> _Records supplied_
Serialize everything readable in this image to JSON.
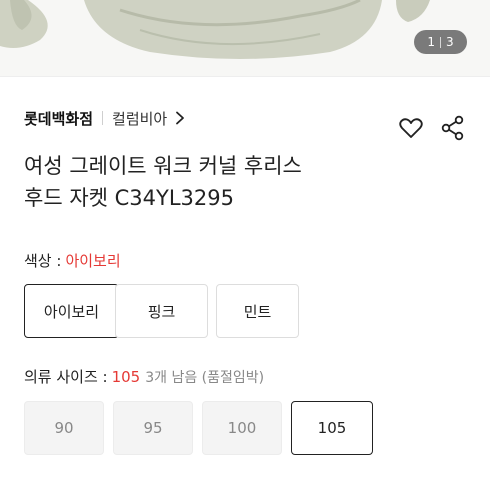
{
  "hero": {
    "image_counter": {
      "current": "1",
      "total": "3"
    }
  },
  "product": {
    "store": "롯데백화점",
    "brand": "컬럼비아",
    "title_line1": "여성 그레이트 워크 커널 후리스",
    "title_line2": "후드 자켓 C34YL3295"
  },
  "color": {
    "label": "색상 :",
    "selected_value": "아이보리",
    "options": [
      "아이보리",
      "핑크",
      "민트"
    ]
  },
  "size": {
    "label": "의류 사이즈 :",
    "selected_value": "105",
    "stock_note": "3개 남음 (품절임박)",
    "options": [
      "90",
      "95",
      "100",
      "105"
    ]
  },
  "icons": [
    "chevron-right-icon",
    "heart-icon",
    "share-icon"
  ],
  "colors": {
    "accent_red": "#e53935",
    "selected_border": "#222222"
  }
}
* * *
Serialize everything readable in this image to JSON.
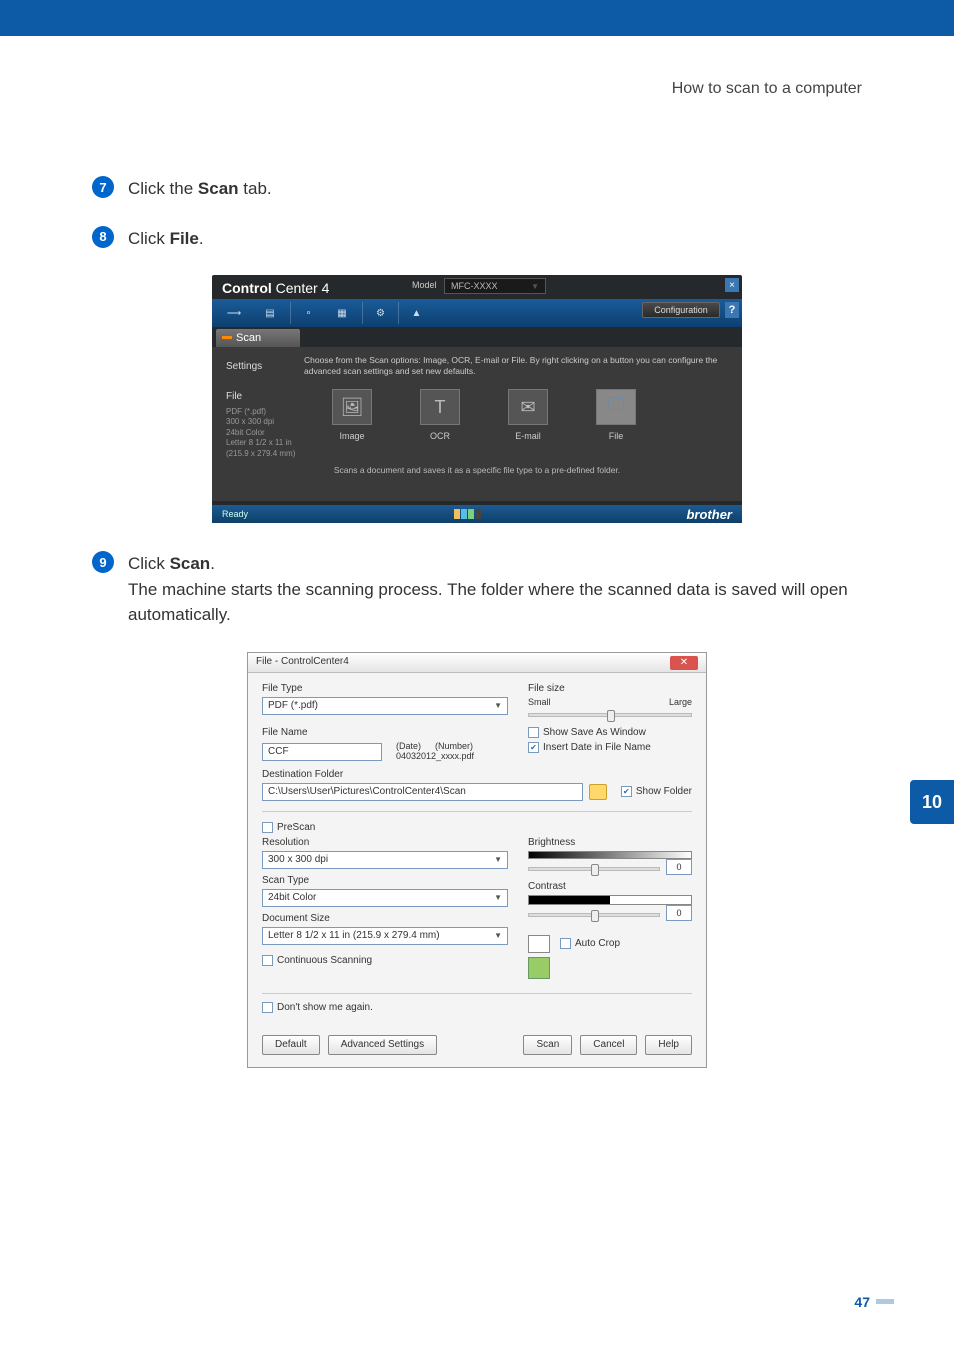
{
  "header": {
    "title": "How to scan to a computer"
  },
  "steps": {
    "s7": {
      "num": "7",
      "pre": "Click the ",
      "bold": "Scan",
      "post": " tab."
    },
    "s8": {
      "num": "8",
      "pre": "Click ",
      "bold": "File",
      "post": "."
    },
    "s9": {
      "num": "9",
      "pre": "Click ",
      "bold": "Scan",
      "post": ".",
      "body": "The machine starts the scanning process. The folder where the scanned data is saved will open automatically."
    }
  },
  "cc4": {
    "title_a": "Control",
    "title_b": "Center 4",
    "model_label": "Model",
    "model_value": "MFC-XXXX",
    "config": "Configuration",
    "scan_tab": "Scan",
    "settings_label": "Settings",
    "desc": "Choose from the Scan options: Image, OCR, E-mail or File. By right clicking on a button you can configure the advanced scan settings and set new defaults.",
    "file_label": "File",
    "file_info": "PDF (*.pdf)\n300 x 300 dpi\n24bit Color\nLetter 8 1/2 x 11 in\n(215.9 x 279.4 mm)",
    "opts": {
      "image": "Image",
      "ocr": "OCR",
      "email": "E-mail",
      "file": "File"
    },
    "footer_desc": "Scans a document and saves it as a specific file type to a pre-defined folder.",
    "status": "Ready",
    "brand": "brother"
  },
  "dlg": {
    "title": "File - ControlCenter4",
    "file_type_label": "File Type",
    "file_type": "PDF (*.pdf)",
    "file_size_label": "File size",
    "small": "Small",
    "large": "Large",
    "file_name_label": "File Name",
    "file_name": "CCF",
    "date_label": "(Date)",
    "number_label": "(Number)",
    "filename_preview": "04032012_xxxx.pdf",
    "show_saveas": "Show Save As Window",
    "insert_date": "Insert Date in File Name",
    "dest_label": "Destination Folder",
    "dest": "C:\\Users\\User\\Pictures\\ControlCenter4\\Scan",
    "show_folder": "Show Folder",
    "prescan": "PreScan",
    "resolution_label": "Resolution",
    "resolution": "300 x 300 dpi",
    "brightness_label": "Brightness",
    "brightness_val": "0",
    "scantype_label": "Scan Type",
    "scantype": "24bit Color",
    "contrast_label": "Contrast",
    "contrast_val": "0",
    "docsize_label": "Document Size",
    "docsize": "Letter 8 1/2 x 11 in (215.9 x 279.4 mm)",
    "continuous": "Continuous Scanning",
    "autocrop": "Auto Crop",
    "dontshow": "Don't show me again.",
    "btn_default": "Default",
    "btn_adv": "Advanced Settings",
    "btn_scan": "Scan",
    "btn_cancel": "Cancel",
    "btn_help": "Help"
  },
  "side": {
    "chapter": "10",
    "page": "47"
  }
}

> _The request_
Where a line contains "Date", copy that line.

> _Final result_
    "date_label": "(Date)",
    "insert_date": "Insert Date in File Name",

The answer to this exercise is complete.